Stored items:
----------------------------------------

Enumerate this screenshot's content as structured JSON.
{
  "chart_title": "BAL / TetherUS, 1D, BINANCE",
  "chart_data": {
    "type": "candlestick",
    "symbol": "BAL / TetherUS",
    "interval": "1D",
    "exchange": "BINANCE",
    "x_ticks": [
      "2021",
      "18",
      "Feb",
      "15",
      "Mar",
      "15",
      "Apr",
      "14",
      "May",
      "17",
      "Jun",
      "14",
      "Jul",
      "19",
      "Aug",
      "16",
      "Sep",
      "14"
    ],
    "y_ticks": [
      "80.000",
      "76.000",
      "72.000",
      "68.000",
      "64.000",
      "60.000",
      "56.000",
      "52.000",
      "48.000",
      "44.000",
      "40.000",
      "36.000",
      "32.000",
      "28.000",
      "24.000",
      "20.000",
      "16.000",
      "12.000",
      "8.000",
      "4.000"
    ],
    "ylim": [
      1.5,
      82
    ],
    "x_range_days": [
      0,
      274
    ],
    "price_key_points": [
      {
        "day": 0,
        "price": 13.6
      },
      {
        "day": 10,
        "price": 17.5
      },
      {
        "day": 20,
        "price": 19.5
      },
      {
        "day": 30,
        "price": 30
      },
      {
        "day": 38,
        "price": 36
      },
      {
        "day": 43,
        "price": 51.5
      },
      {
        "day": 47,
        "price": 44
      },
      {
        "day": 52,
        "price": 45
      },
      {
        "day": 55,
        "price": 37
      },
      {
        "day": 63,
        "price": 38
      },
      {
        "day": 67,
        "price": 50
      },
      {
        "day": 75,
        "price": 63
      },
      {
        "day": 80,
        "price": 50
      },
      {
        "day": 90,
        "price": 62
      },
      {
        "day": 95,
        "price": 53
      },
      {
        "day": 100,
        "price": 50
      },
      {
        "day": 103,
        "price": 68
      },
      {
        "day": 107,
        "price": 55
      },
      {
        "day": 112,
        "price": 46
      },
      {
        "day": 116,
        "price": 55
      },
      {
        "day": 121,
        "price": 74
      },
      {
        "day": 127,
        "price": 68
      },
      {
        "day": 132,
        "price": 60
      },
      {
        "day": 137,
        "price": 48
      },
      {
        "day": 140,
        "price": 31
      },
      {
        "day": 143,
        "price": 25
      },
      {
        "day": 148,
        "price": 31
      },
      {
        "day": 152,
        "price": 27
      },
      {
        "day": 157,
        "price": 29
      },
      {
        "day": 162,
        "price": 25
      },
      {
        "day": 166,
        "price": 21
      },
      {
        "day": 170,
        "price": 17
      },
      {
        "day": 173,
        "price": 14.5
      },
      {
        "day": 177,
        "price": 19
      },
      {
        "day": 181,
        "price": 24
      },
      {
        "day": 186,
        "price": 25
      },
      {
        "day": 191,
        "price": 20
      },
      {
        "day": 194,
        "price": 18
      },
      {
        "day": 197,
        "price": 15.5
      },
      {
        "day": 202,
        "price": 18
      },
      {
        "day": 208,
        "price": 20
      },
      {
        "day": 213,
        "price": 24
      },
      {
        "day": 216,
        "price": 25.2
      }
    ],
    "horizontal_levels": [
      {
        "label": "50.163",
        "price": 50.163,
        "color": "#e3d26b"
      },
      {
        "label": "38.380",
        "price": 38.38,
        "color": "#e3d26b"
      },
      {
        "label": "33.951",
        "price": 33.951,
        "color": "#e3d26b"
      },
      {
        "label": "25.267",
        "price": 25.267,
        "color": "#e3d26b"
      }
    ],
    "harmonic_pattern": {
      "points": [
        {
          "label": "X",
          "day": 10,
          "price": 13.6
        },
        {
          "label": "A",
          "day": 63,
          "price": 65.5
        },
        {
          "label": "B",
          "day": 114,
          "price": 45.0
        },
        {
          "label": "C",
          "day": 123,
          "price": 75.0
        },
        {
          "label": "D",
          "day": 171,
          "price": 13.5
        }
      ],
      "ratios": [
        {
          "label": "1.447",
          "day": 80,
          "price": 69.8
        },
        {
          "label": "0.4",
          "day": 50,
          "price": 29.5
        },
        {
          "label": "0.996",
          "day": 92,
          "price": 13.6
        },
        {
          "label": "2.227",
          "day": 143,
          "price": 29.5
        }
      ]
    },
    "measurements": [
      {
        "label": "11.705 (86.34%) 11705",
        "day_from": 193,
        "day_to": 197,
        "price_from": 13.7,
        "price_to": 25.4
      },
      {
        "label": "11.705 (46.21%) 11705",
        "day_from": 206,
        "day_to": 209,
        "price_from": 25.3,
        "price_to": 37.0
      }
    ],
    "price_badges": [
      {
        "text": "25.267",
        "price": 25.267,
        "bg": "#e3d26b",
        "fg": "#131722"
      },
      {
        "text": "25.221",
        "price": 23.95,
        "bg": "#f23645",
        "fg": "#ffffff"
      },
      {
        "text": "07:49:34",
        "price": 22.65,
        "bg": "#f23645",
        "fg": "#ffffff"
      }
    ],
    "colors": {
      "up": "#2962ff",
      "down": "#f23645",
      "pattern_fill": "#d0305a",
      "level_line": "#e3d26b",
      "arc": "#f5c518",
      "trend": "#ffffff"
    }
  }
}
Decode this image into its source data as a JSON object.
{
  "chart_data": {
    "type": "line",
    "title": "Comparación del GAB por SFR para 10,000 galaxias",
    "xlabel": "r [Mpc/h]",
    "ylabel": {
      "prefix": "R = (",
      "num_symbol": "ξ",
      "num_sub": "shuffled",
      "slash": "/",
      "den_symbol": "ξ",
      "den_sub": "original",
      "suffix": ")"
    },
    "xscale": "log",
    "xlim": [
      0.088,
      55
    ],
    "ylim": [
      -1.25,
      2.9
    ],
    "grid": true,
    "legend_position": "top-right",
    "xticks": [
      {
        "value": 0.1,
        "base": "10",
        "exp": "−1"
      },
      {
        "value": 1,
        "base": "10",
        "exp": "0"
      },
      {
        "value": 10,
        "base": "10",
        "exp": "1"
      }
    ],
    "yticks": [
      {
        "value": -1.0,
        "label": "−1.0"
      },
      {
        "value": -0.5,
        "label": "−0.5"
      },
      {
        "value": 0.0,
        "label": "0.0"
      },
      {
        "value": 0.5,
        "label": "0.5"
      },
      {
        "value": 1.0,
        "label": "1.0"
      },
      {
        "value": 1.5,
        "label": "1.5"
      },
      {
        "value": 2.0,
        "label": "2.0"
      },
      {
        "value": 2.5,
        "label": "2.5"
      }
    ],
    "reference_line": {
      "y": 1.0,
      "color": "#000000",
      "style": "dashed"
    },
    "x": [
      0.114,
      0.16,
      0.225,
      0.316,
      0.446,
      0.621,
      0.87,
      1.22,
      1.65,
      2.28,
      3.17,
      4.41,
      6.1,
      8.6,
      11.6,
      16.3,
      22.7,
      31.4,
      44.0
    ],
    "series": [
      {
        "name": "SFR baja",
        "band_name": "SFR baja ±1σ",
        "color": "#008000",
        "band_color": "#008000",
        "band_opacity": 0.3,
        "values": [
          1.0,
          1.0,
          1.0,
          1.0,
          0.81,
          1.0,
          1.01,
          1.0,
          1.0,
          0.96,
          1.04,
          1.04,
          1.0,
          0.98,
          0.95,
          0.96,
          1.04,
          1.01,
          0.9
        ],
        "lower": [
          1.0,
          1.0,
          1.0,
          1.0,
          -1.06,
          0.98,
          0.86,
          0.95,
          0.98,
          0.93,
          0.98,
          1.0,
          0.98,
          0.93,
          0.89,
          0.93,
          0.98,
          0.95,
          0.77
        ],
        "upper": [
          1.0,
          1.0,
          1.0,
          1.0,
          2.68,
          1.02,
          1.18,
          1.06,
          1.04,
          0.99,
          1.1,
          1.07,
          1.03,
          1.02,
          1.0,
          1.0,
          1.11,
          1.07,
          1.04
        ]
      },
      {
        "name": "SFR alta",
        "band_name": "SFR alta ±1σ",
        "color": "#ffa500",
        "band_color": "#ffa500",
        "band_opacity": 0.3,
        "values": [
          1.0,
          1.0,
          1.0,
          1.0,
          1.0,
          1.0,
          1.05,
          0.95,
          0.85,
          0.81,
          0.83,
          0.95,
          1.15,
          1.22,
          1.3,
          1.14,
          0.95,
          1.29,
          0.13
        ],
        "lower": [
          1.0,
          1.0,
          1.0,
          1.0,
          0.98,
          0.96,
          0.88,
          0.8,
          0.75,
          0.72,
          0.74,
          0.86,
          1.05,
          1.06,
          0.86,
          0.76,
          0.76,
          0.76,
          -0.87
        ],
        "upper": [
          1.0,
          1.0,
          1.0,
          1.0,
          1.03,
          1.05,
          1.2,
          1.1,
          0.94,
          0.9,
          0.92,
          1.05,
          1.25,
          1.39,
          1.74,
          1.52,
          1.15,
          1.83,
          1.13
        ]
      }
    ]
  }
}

----------------------------------------

Scan the material line by line and report each one that contains "BINANCE".

  "chart_title": "BAL / TetherUS, 1D, BINANCE",
    "exchange": "BINANCE",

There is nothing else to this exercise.